DIRECTIONS: Extract all lines containing "darů".

DATASET EXCERPTS:
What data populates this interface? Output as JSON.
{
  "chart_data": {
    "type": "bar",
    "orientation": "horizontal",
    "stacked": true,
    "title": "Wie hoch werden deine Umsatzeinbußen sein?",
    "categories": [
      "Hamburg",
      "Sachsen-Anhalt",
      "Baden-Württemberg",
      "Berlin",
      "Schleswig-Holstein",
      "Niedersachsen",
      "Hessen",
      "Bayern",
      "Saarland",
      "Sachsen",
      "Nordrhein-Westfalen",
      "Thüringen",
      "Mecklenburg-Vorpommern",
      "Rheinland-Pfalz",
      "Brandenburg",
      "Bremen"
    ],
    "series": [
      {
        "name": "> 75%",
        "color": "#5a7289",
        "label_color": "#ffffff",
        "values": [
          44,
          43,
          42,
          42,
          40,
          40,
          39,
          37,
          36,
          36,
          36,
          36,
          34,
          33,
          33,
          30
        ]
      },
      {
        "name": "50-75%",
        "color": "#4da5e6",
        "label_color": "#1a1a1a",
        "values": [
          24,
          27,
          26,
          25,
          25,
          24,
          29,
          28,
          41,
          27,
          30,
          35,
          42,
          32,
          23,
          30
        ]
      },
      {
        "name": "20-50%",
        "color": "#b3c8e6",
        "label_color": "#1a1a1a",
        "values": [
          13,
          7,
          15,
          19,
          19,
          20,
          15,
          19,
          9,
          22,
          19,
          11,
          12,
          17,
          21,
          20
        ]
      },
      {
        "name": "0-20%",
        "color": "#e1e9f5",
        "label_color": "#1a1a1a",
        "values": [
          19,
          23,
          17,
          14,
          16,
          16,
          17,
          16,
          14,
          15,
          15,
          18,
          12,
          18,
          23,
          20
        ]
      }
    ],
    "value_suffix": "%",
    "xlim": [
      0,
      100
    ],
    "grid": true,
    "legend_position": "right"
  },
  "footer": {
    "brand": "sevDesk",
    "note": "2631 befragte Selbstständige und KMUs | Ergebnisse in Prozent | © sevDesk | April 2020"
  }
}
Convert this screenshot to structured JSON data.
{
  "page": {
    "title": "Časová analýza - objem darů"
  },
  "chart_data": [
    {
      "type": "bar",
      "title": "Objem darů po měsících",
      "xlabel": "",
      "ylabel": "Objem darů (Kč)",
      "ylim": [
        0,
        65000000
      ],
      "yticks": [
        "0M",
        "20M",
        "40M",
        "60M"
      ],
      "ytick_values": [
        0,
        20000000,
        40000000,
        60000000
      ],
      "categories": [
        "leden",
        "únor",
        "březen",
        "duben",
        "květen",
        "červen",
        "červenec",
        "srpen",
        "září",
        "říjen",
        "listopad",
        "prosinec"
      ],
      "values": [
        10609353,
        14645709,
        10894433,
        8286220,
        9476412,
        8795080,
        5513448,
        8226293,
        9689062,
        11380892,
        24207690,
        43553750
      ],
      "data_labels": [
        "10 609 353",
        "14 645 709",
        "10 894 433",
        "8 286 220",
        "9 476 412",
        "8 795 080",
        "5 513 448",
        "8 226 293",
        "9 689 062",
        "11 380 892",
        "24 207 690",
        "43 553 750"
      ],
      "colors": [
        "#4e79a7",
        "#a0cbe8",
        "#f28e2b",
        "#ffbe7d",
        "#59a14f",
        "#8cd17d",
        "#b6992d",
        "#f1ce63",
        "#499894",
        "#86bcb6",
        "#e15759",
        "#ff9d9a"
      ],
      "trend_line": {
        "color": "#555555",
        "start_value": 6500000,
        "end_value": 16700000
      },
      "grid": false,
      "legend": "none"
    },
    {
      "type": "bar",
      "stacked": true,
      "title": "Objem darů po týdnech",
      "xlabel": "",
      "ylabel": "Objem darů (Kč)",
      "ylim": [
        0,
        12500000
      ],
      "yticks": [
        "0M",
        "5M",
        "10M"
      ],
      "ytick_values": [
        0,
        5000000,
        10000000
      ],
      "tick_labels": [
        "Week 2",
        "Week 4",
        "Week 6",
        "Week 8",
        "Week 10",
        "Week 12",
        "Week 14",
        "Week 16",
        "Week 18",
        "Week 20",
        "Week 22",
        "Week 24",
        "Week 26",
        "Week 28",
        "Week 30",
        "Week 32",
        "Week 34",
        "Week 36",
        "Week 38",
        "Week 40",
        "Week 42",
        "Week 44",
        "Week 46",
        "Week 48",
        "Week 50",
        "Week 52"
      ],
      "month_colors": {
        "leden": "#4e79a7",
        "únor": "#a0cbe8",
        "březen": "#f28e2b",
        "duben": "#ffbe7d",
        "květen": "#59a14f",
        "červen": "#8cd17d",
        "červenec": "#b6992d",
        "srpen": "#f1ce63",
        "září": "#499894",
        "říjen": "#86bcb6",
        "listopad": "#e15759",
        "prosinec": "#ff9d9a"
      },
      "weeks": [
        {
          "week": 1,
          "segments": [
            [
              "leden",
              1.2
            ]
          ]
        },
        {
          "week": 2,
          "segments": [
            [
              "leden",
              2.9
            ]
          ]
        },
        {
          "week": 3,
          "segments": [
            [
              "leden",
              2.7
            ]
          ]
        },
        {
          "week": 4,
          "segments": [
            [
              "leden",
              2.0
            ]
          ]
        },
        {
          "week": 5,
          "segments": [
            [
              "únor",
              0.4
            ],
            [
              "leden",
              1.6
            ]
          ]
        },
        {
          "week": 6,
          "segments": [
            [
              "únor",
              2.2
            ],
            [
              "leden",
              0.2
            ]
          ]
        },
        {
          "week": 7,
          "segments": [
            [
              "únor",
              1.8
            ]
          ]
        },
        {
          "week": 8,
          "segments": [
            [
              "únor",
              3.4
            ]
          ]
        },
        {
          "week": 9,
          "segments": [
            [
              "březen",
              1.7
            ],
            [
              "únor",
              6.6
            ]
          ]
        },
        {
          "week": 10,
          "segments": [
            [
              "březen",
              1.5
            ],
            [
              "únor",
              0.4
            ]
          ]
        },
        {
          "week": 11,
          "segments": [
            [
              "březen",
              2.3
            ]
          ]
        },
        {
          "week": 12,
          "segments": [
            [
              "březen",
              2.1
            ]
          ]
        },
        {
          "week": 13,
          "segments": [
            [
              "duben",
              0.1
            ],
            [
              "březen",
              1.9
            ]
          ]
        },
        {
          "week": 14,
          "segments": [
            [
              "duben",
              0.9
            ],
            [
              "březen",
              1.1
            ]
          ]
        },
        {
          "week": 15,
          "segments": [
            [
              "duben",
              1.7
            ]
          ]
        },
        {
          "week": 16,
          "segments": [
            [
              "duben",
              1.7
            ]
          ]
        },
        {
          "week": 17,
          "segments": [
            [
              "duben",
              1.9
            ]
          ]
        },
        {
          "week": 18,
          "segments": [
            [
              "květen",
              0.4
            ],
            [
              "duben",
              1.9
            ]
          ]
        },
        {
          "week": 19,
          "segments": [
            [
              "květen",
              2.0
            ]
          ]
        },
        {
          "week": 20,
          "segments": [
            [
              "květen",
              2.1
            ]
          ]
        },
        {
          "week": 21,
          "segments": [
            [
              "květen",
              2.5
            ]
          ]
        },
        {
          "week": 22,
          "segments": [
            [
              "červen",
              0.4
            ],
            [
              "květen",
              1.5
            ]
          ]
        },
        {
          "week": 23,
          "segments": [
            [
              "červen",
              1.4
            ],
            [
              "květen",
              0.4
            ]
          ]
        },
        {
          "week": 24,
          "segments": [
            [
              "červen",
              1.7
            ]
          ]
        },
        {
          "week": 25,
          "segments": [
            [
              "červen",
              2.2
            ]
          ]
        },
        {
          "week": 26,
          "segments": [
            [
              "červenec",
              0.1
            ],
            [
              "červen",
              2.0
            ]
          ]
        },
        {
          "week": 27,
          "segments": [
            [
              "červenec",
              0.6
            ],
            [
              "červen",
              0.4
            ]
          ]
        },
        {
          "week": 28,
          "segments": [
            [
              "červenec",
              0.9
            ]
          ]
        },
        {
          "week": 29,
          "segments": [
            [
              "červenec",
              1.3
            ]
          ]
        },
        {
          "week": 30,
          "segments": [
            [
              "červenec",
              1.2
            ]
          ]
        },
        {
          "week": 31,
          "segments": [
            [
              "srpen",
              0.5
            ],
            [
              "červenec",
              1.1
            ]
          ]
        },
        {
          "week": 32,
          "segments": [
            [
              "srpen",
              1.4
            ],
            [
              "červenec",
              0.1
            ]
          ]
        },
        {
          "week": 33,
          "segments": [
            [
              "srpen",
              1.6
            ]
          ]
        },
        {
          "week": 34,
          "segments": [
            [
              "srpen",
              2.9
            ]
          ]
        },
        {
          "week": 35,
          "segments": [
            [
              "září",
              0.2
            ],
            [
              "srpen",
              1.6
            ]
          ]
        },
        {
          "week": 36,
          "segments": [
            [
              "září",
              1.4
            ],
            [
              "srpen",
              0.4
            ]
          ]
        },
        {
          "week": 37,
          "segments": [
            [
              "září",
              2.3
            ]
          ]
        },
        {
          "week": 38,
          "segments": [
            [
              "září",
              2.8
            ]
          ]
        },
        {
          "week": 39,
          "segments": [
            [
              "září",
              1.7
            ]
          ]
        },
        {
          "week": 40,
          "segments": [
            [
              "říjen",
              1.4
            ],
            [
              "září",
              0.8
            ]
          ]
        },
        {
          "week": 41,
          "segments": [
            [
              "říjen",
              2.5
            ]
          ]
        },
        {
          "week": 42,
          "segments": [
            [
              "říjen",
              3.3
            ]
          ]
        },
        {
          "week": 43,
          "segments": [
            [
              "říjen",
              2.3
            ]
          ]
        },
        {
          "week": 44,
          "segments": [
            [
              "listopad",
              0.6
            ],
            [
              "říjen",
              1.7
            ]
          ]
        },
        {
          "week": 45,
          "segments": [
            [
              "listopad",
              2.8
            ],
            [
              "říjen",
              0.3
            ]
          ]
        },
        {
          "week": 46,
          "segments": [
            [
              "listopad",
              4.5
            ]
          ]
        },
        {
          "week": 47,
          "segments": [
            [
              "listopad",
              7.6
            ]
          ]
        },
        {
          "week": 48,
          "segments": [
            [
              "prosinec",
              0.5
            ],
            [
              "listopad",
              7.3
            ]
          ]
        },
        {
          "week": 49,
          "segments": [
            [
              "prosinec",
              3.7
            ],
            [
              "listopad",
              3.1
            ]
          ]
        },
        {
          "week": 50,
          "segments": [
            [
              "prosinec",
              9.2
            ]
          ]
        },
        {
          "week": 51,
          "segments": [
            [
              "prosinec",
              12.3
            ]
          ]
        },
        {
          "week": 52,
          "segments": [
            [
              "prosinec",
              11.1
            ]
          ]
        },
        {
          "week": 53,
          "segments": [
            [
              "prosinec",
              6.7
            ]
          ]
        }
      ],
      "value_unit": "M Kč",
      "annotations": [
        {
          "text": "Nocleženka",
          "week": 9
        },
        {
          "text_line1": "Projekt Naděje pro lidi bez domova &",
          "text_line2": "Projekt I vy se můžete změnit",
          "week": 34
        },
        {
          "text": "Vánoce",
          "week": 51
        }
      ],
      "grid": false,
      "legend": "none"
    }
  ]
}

SOLUTION:
    "title": "Časová analýza - objem darů"
      "title": "Objem darů po měsících",
      "ylabel": "Objem darů (Kč)",
      "title": "Objem darů po týdnech",
      "ylabel": "Objem darů (Kč)",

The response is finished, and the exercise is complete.